• **What to work on**
Could you transcribe the material below exactly, without leaving out a single line?
# START OF Extracted information
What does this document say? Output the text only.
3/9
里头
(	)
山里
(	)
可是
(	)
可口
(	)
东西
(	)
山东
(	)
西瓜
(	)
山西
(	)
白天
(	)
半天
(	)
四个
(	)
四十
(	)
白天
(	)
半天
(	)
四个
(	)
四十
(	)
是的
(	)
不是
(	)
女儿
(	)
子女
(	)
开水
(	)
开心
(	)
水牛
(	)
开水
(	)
# END OF Extracted information
• **Output below**
What does this document say? Output the text only.
3/9
里头
(	)
山里
(	)
可是
(	)
可口
(	)
东西
(	)
山东
(	)
西瓜
(	)
山西
(	)
白天
(	)
半天
(	)
四个
(	)
四十
(	)
白天
(	)
半天
(	)
四个
(	)
四十
(	)
是的
(	)
不是
(	)
女儿
(	)
子女
(	)
开水
(	)
开心
(	)
水牛
(	)
开水
(	)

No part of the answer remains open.